**EXERCISE DETAILS:** Copy everything in the data below exactly except the pictures.
■ ■ ■ ■
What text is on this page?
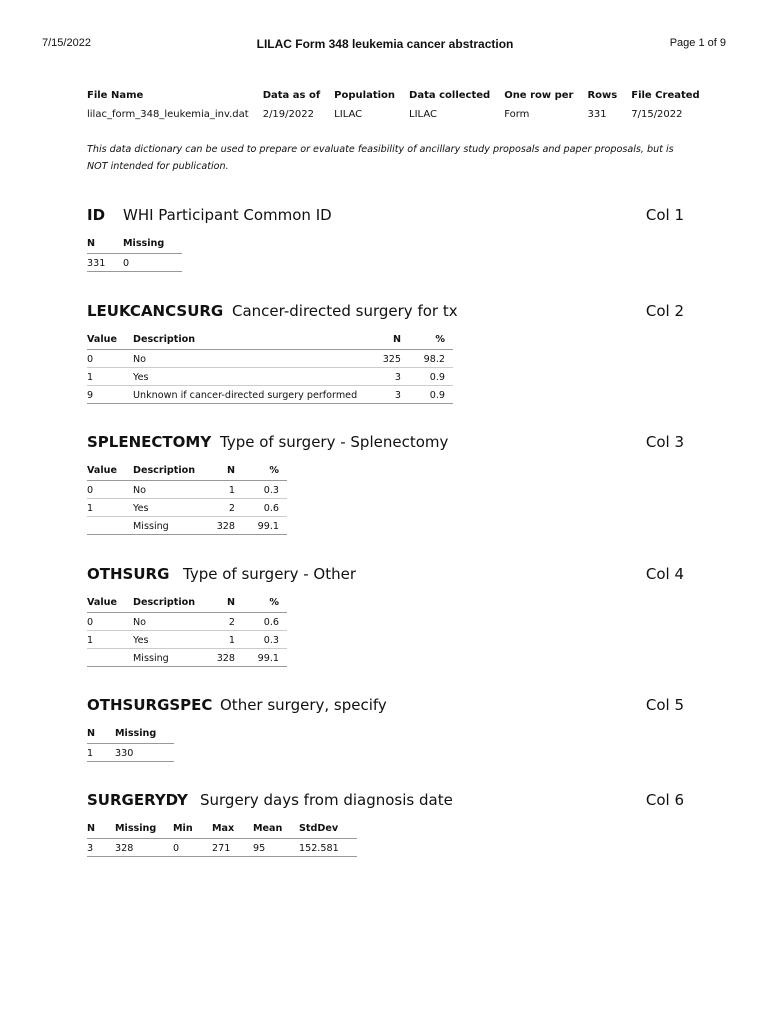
7/15/2022	LILAC Form 348 leukemia cancer abstraction	Page 1 of 9
File Name	Data as of	Population	Data collected	One row per	Rows	File Created
lilac_form_348_leukemia_inv.dat	2/19/2022	LILAC	LILAC	Form	331	7/15/2022
This data dictionary can be used to prepare or evaluate feasibility of ancillary study proposals and paper proposals, but is NOT intended for publication.
ID WHI Participant Common ID	Col 1
N	Missing
331	0
LEUKCANCSURG Cancer-directed surgery for tx	Col 2
Value	Description	N	%
0	No	325	98.2
1	Yes	3	0.9
9	Unknown if cancer-directed surgery performed	3	0.9
SPLENECTOMY Type of surgery - Splenectomy	Col 3
Value	Description	N	%
0	No	1	0.3
1	Yes	2	0.6
	Missing	328	99.1
OTHSURG Type of surgery - Other	Col 4
Value	Description	N	%
0	No	2	0.6
1	Yes	1	0.3
	Missing	328	99.1
OTHSURGSPEC Other surgery, specify	Col 5
N	Missing
1	330
SURGERYDY Surgery days from diagnosis date	Col 6
N	Missing	Min	Max	Mean	StdDev
3	328	0	271	95	152.581
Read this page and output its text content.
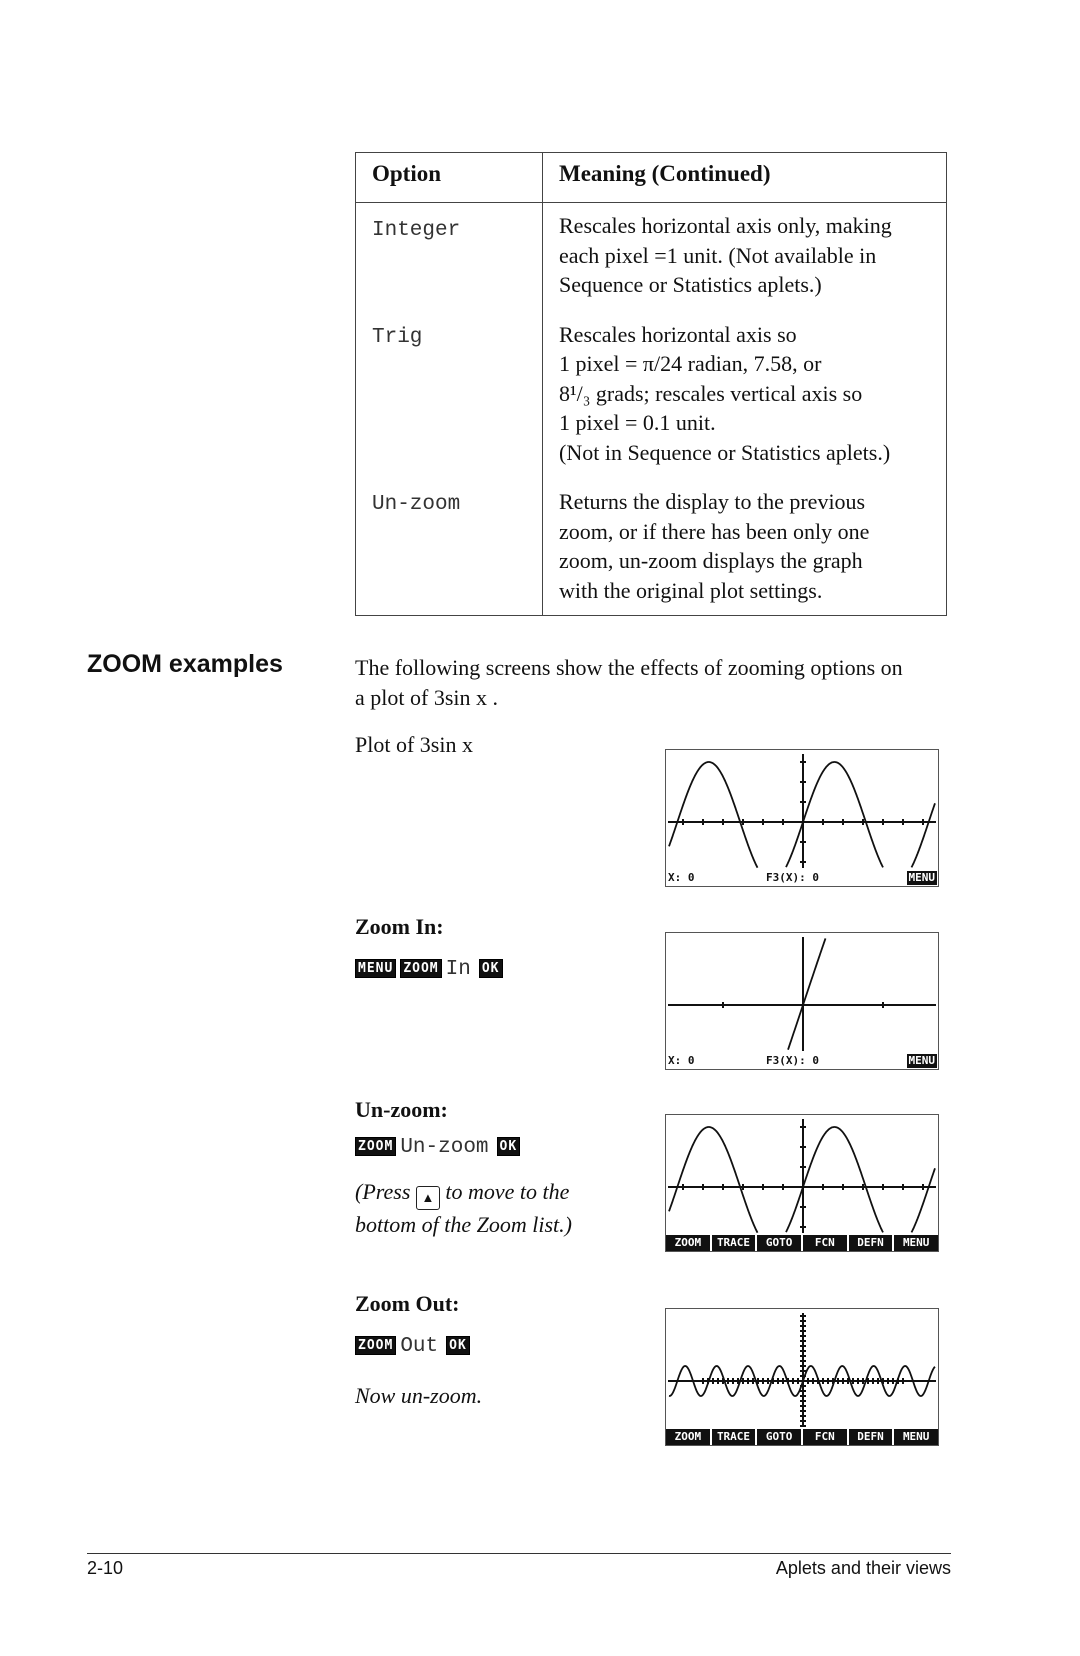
Option	Meaning (Continued)
Integer	Rescales horizontal axis only, making
each pixel =1 unit. (Not available in
Sequence or Statistics aplets.)

Trig	Rescales horizontal axis so
1 pixel = π/24 radian, 7.58, or
8¹/₃ grads; rescales vertical axis so
1 pixel = 0.1 unit.
(Not in Sequence or Statistics aplets.)

Un-zoom	Returns the display to the previous
zoom, or if there has been only one
zoom, un-zoom displays the graph
with the original plot settings.
ZOOM examples	The following screens show the effects of zooming options on
a plot of 3sin x .
Plot of 3sin x
Zoom In:
MENU ZOOM In OK
Un-zoom:
ZOOM Un-zoom OK
(Press ▲ to move to the
bottom of the Zoom list.)
Zoom Out:
ZOOM Out OK
Now un-zoom.
X: 0	F3(X): 0	MENU
X: 0	F3(X): 0	MENU
ZOOM	TRACE	GOTO	FCN	DEFN	MENU
ZOOM	TRACE	GOTO	FCN	DEFN	MENU
2-10	Aplets and their views
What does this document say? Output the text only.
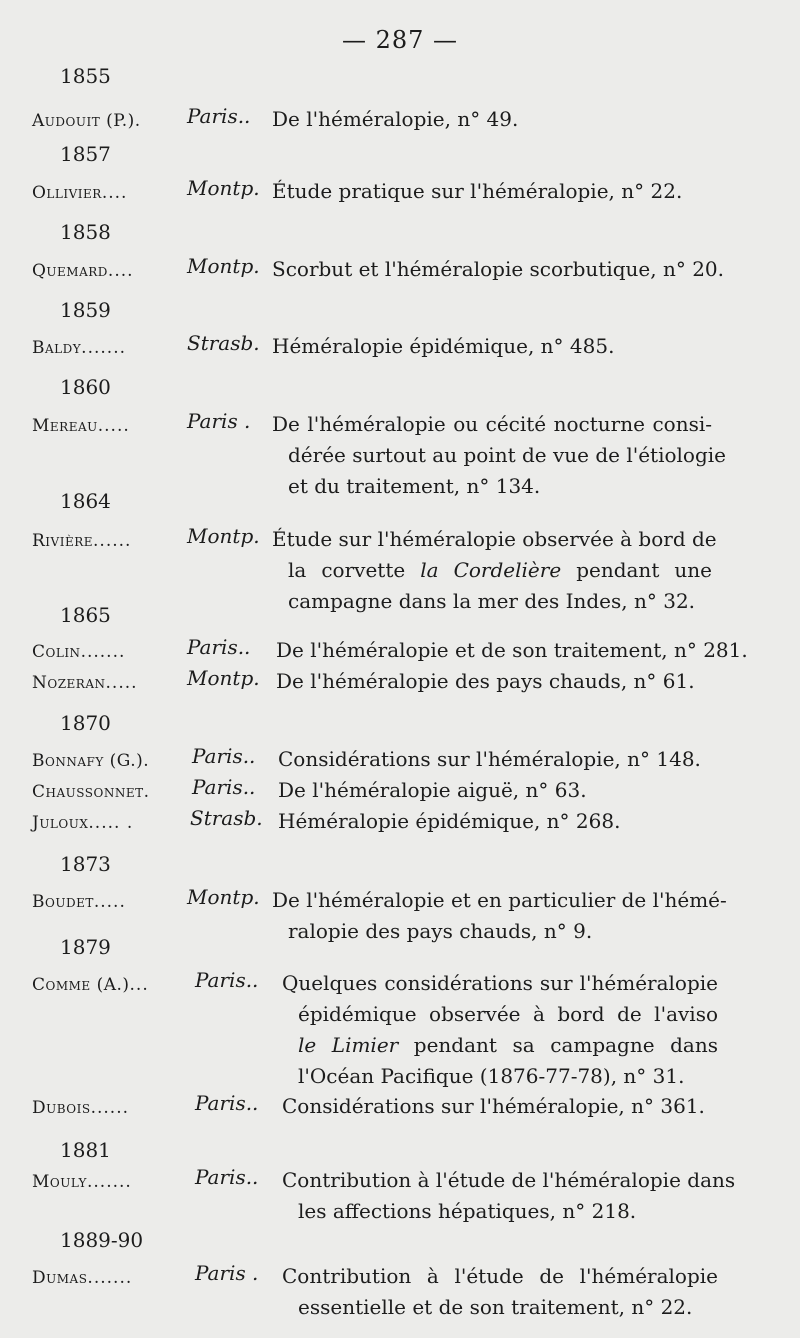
— 287 —
1855
Audouit (P.). Paris.. De l'héméralopie, n° 49.
1857
Ollivier....	Montp. Étude pratique sur l'héméralopie, n° 22.
1858
Quemard....	Montp. Scorbut et l'héméralopie scorbutique, n° 20.
1859
Baldy.......	Strasb. Héméralopie épidémique, n° 485.
1860
Mereau.....	Paris . De l'héméralopie ou cécité nocturne consi-
dérée surtout au point de vue de l'étiologie
et du traitement, n° 134.
1864
Rivière......	Montp. Étude sur l'héméralopie observée à bord de
la corvette la Cordelière pendant une
campagne dans la mer des Indes, n° 32.
1865
Colin.......	Paris.. De l'héméralopie et de son traitement, n° 281.
Nozeran..... Montp. De l'héméralopie des pays chauds, n° 61.
1870
Bonnafy (G.). Paris.. Considérations sur l'héméralopie, n° 148.
Chaussonnet. Paris.. De l'héméralopie aiguë, n° 63.
Juloux..... .	Strasb. Héméralopie épidémique, n° 268.
1873
Boudet.....	Montp. De l'héméralopie et en particulier de l'hémé-
ralopie des pays chauds, n° 9.
1879
Comme (A.)... Paris.. Quelques considérations sur l'héméralopie
épidémique observée à bord de l'aviso
le Limier pendant sa campagne dans
l'Océan Pacifique (1876-77-78), n° 31.
Dubois......	Paris.. Considérations sur l'héméralopie, n° 361.
1881
Mouly.......	Paris.. Contribution à l'étude de l'héméralopie dans
les affections hépatiques, n° 218.
1889-90
Dumas.......	Paris . Contribution à l'étude de l'héméralopie
essentielle et de son traitement, n° 22.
■ ■ ■ ■
**REPLY:**
What text is on this page?
7/15/2022	LILAC Form 348 leukemia cancer abstraction	Page 1 of 9
File Name	Data as of	Population	Data collected	One row per	Rows	File Created
lilac_form_348_leukemia_inv.dat	2/19/2022	LILAC	LILAC	Form	331	7/15/2022
This data dictionary can be used to prepare or evaluate feasibility of ancillary study proposals and paper proposals, but is NOT intended for publication.
ID WHI Participant Common ID	Col 1
N	Missing
331	0
LEUKCANCSURG Cancer-directed surgery for tx	Col 2
Value	Description	N	%
0	No	325	98.2
1	Yes	3	0.9
9	Unknown if cancer-directed surgery performed	3	0.9
SPLENECTOMY Type of surgery - Splenectomy	Col 3
Value	Description	N	%
0	No	1	0.3
1	Yes	2	0.6
	Missing	328	99.1
OTHSURG Type of surgery - Other	Col 4
Value	Description	N	%
0	No	2	0.6
1	Yes	1	0.3
	Missing	328	99.1
OTHSURGSPEC Other surgery, specify	Col 5
N	Missing
1	330
SURGERYDY Surgery days from diagnosis date	Col 6
N	Missing	Min	Max	Mean	StdDev
3	328	0	271	95	152.581
Read this page and output its text content.
Option	Meaning (Continued)
Integer	Rescales horizontal axis only, making
each pixel =1 unit. (Not available in
Sequence or Statistics aplets.)

Trig	Rescales horizontal axis so
1 pixel = π/24 radian, 7.58, or
8¹/₃ grads; rescales vertical axis so
1 pixel = 0.1 unit.
(Not in Sequence or Statistics aplets.)

Un-zoom	Returns the display to the previous
zoom, or if there has been only one
zoom, un-zoom displays the graph
with the original plot settings.
ZOOM examples	The following screens show the effects of zooming options on
a plot of 3sin x .
Plot of 3sin x
Zoom In:
MENU ZOOM In OK
Un-zoom:
ZOOM Un-zoom OK
(Press ▲ to move to the
bottom of the Zoom list.)
Zoom Out:
ZOOM Out OK
Now un-zoom.
X: 0	F3(X): 0	MENU
X: 0	F3(X): 0	MENU
ZOOM	TRACE	GOTO	FCN	DEFN	MENU
ZOOM	TRACE	GOTO	FCN	DEFN	MENU
2-10	Aplets and their views
What does this document say? Output the text only.
— 287 —
1855
Audouit (P.). Paris.. De l'héméralopie, n° 49.
1857
Ollivier....	Montp. Étude pratique sur l'héméralopie, n° 22.
1858
Quemard....	Montp. Scorbut et l'héméralopie scorbutique, n° 20.
1859
Baldy.......	Strasb. Héméralopie épidémique, n° 485.
1860
Mereau.....	Paris . De l'héméralopie ou cécité nocturne consi-
dérée surtout au point de vue de l'étiologie
et du traitement, n° 134.
1864
Rivière......	Montp. Étude sur l'héméralopie observée à bord de
la corvette la Cordelière pendant une
campagne dans la mer des Indes, n° 32.
1865
Colin.......	Paris.. De l'héméralopie et de son traitement, n° 281.
Nozeran..... Montp. De l'héméralopie des pays chauds, n° 61.
1870
Bonnafy (G.). Paris.. Considérations sur l'héméralopie, n° 148.
Chaussonnet. Paris.. De l'héméralopie aiguë, n° 63.
Juloux..... .	Strasb. Héméralopie épidémique, n° 268.
1873
Boudet.....	Montp. De l'héméralopie et en particulier de l'hémé-
ralopie des pays chauds, n° 9.
1879
Comme (A.)... Paris.. Quelques considérations sur l'héméralopie
épidémique observée à bord de l'aviso
le Limier pendant sa campagne dans
l'Océan Pacifique (1876-77-78), n° 31.
Dubois......	Paris.. Considérations sur l'héméralopie, n° 361.
1881
Mouly.......	Paris.. Contribution à l'étude de l'héméralopie dans
les affections hépatiques, n° 218.
1889-90
Dumas.......	Paris . Contribution à l'étude de l'héméralopie
essentielle et de son traitement, n° 22.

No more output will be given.